TASK STATEMENT:
Could you transcribe the material below exactly, without leaving out a single line?

## BEGIN RAW DATA

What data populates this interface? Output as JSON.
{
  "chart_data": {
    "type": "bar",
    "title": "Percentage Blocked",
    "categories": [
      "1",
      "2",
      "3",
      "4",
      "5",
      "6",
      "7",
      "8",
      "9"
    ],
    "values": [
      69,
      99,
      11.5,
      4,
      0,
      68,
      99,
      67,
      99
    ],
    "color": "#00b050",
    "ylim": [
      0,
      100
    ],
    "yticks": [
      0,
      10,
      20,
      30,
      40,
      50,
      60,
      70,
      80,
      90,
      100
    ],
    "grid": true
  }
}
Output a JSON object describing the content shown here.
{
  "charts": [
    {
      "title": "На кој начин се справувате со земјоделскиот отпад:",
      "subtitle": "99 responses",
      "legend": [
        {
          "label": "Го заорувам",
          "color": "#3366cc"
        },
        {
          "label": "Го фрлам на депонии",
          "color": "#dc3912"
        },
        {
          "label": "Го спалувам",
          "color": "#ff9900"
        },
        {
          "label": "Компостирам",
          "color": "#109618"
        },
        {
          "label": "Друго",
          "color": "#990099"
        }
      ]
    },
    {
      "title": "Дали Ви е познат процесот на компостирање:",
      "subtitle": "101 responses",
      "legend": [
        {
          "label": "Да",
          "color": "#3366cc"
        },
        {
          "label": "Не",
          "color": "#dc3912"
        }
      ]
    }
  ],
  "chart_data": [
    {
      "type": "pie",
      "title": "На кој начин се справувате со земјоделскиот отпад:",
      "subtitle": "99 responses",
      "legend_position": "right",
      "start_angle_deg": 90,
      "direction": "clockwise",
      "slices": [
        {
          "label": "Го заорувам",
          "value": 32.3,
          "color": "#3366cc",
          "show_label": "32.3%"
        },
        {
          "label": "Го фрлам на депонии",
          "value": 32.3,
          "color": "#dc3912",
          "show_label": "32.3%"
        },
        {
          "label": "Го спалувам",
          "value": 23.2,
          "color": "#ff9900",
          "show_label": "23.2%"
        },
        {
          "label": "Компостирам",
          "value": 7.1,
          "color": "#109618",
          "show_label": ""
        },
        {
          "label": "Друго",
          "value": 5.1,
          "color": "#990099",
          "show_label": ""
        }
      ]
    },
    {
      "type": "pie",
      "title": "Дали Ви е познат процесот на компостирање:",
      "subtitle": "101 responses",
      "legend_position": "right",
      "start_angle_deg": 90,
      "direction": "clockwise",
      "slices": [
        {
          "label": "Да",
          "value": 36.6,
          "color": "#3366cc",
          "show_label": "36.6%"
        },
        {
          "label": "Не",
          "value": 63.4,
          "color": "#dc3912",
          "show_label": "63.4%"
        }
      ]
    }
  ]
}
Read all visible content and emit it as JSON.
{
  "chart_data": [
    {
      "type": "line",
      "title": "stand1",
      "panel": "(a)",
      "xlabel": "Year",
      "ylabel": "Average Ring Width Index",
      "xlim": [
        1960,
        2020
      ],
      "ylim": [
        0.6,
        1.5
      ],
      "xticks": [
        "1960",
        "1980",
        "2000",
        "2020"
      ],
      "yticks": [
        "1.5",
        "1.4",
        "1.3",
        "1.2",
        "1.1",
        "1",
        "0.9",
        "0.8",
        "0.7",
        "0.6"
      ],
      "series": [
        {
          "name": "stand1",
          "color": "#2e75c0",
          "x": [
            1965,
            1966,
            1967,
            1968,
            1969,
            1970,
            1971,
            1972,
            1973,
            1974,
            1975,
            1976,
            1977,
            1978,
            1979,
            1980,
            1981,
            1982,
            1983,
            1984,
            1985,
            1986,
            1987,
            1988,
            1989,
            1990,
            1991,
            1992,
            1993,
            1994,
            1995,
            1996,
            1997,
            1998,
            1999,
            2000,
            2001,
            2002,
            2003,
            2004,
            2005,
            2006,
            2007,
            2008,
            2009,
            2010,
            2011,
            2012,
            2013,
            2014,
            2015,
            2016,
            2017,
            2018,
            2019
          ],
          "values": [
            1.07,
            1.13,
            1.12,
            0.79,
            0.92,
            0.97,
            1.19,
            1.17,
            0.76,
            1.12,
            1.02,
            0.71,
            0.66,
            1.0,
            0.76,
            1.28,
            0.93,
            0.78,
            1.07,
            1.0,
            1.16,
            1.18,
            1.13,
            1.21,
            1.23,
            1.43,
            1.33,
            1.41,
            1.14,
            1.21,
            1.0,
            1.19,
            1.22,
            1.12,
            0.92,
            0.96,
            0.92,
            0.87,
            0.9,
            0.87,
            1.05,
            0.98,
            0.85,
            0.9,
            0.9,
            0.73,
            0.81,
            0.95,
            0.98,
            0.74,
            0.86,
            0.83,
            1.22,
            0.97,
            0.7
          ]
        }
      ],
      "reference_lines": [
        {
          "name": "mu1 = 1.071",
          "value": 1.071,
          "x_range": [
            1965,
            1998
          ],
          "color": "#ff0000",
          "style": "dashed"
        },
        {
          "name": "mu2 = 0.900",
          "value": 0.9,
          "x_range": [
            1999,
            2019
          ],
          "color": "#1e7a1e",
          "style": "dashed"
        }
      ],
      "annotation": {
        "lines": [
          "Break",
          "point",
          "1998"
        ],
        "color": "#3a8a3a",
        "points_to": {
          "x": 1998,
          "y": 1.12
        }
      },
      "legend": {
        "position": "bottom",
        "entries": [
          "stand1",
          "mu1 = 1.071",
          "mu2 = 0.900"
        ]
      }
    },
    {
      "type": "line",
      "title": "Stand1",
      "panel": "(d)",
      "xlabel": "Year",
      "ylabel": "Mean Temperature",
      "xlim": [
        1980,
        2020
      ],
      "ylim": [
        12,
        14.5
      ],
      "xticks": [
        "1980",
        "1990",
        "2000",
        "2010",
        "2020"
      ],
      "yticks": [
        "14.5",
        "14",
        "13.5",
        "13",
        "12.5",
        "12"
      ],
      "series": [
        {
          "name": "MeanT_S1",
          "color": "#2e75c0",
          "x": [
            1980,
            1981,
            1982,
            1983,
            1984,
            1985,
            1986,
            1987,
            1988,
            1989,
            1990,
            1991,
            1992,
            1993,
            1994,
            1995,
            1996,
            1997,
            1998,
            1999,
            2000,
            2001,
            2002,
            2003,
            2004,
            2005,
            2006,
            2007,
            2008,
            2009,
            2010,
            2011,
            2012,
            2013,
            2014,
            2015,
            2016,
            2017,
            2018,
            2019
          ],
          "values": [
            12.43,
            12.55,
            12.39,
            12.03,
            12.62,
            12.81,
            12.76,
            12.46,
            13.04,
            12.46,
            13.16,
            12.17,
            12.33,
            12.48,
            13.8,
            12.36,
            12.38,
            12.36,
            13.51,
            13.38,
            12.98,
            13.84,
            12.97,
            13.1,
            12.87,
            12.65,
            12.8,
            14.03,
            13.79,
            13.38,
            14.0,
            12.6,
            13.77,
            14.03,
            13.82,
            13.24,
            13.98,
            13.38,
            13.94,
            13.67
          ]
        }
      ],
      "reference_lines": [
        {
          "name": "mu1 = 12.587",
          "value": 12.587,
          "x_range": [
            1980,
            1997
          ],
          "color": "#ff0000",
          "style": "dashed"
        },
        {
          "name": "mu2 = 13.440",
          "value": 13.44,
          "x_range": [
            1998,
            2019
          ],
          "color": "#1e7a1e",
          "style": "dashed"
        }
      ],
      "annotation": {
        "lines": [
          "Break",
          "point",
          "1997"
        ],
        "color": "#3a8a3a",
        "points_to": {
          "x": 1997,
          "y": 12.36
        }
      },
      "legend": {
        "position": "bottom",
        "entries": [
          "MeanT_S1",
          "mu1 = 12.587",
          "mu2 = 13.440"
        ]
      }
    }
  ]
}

## END RAW DATA

RESULT:
What data populates this interface? Output as JSON.
{
  "chart_data": {
    "type": "bar",
    "title": "Percentage Blocked",
    "categories": [
      "1",
      "2",
      "3",
      "4",
      "5",
      "6",
      "7",
      "8",
      "9"
    ],
    "values": [
      69,
      99,
      11.5,
      4,
      0,
      68,
      99,
      67,
      99
    ],
    "color": "#00b050",
    "ylim": [
      0,
      100
    ],
    "yticks": [
      0,
      10,
      20,
      30,
      40,
      50,
      60,
      70,
      80,
      90,
      100
    ],
    "grid": true
  }
}
Output a JSON object describing the content shown here.
{
  "charts": [
    {
      "title": "На кој начин се справувате со земјоделскиот отпад:",
      "subtitle": "99 responses",
      "legend": [
        {
          "label": "Го заорувам",
          "color": "#3366cc"
        },
        {
          "label": "Го фрлам на депонии",
          "color": "#dc3912"
        },
        {
          "label": "Го спалувам",
          "color": "#ff9900"
        },
        {
          "label": "Компостирам",
          "color": "#109618"
        },
        {
          "label": "Друго",
          "color": "#990099"
        }
      ]
    },
    {
      "title": "Дали Ви е познат процесот на компостирање:",
      "subtitle": "101 responses",
      "legend": [
        {
          "label": "Да",
          "color": "#3366cc"
        },
        {
          "label": "Не",
          "color": "#dc3912"
        }
      ]
    }
  ],
  "chart_data": [
    {
      "type": "pie",
      "title": "На кој начин се справувате со земјоделскиот отпад:",
      "subtitle": "99 responses",
      "legend_position": "right",
      "start_angle_deg": 90,
      "direction": "clockwise",
      "slices": [
        {
          "label": "Го заорувам",
          "value": 32.3,
          "color": "#3366cc",
          "show_label": "32.3%"
        },
        {
          "label": "Го фрлам на депонии",
          "value": 32.3,
          "color": "#dc3912",
          "show_label": "32.3%"
        },
        {
          "label": "Го спалувам",
          "value": 23.2,
          "color": "#ff9900",
          "show_label": "23.2%"
        },
        {
          "label": "Компостирам",
          "value": 7.1,
          "color": "#109618",
          "show_label": ""
        },
        {
          "label": "Друго",
          "value": 5.1,
          "color": "#990099",
          "show_label": ""
        }
      ]
    },
    {
      "type": "pie",
      "title": "Дали Ви е познат процесот на компостирање:",
      "subtitle": "101 responses",
      "legend_position": "right",
      "start_angle_deg": 90,
      "direction": "clockwise",
      "slices": [
        {
          "label": "Да",
          "value": 36.6,
          "color": "#3366cc",
          "show_label": "36.6%"
        },
        {
          "label": "Не",
          "value": 63.4,
          "color": "#dc3912",
          "show_label": "63.4%"
        }
      ]
    }
  ]
}
Read all visible content and emit it as JSON.
{
  "chart_data": [
    {
      "type": "line",
      "title": "stand1",
      "panel": "(a)",
      "xlabel": "Year",
      "ylabel": "Average Ring Width Index",
      "xlim": [
        1960,
        2020
      ],
      "ylim": [
        0.6,
        1.5
      ],
      "xticks": [
        "1960",
        "1980",
        "2000",
        "2020"
      ],
      "yticks": [
        "1.5",
        "1.4",
        "1.3",
        "1.2",
        "1.1",
        "1",
        "0.9",
        "0.8",
        "0.7",
        "0.6"
      ],
      "series": [
        {
          "name": "stand1",
          "color": "#2e75c0",
          "x": [
            1965,
            1966,
            1967,
            1968,
            1969,
            1970,
            1971,
            1972,
            1973,
            1974,
            1975,
            1976,
            1977,
            1978,
            1979,
            1980,
            1981,
            1982,
            1983,
            1984,
            1985,
            1986,
            1987,
            1988,
            1989,
            1990,
            1991,
            1992,
            1993,
            1994,
            1995,
            1996,
            1997,
            1998,
            1999,
            2000,
            2001,
            2002,
            2003,
            2004,
            2005,
            2006,
            2007,
            2008,
            2009,
            2010,
            2011,
            2012,
            2013,
            2014,
            2015,
            2016,
            2017,
            2018,
            2019
          ],
          "values": [
            1.07,
            1.13,
            1.12,
            0.79,
            0.92,
            0.97,
            1.19,
            1.17,
            0.76,
            1.12,
            1.02,
            0.71,
            0.66,
            1.0,
            0.76,
            1.28,
            0.93,
            0.78,
            1.07,
            1.0,
            1.16,
            1.18,
            1.13,
            1.21,
            1.23,
            1.43,
            1.33,
            1.41,
            1.14,
            1.21,
            1.0,
            1.19,
            1.22,
            1.12,
            0.92,
            0.96,
            0.92,
            0.87,
            0.9,
            0.87,
            1.05,
            0.98,
            0.85,
            0.9,
            0.9,
            0.73,
            0.81,
            0.95,
            0.98,
            0.74,
            0.86,
            0.83,
            1.22,
            0.97,
            0.7
          ]
        }
      ],
      "reference_lines": [
        {
          "name": "mu1 = 1.071",
          "value": 1.071,
          "x_range": [
            1965,
            1998
          ],
          "color": "#ff0000",
          "style": "dashed"
        },
        {
          "name": "mu2 = 0.900",
          "value": 0.9,
          "x_range": [
            1999,
            2019
          ],
          "color": "#1e7a1e",
          "style": "dashed"
        }
      ],
      "annotation": {
        "lines": [
          "Break",
          "point",
          "1998"
        ],
        "color": "#3a8a3a",
        "points_to": {
          "x": 1998,
          "y": 1.12
        }
      },
      "legend": {
        "position": "bottom",
        "entries": [
          "stand1",
          "mu1 = 1.071",
          "mu2 = 0.900"
        ]
      }
    },
    {
      "type": "line",
      "title": "Stand1",
      "panel": "(d)",
      "xlabel": "Year",
      "ylabel": "Mean Temperature",
      "xlim": [
        1980,
        2020
      ],
      "ylim": [
        12,
        14.5
      ],
      "xticks": [
        "1980",
        "1990",
        "2000",
        "2010",
        "2020"
      ],
      "yticks": [
        "14.5",
        "14",
        "13.5",
        "13",
        "12.5",
        "12"
      ],
      "series": [
        {
          "name": "MeanT_S1",
          "color": "#2e75c0",
          "x": [
            1980,
            1981,
            1982,
            1983,
            1984,
            1985,
            1986,
            1987,
            1988,
            1989,
            1990,
            1991,
            1992,
            1993,
            1994,
            1995,
            1996,
            1997,
            1998,
            1999,
            2000,
            2001,
            2002,
            2003,
            2004,
            2005,
            2006,
            2007,
            2008,
            2009,
            2010,
            2011,
            2012,
            2013,
            2014,
            2015,
            2016,
            2017,
            2018,
            2019
          ],
          "values": [
            12.43,
            12.55,
            12.39,
            12.03,
            12.62,
            12.81,
            12.76,
            12.46,
            13.04,
            12.46,
            13.16,
            12.17,
            12.33,
            12.48,
            13.8,
            12.36,
            12.38,
            12.36,
            13.51,
            13.38,
            12.98,
            13.84,
            12.97,
            13.1,
            12.87,
            12.65,
            12.8,
            14.03,
            13.79,
            13.38,
            14.0,
            12.6,
            13.77,
            14.03,
            13.82,
            13.24,
            13.98,
            13.38,
            13.94,
            13.67
          ]
        }
      ],
      "reference_lines": [
        {
          "name": "mu1 = 12.587",
          "value": 12.587,
          "x_range": [
            1980,
            1997
          ],
          "color": "#ff0000",
          "style": "dashed"
        },
        {
          "name": "mu2 = 13.440",
          "value": 13.44,
          "x_range": [
            1998,
            2019
          ],
          "color": "#1e7a1e",
          "style": "dashed"
        }
      ],
      "annotation": {
        "lines": [
          "Break",
          "point",
          "1997"
        ],
        "color": "#3a8a3a",
        "points_to": {
          "x": 1997,
          "y": 12.36
        }
      },
      "legend": {
        "position": "bottom",
        "entries": [
          "MeanT_S1",
          "mu1 = 12.587",
          "mu2 = 13.440"
        ]
      }
    }
  ]
}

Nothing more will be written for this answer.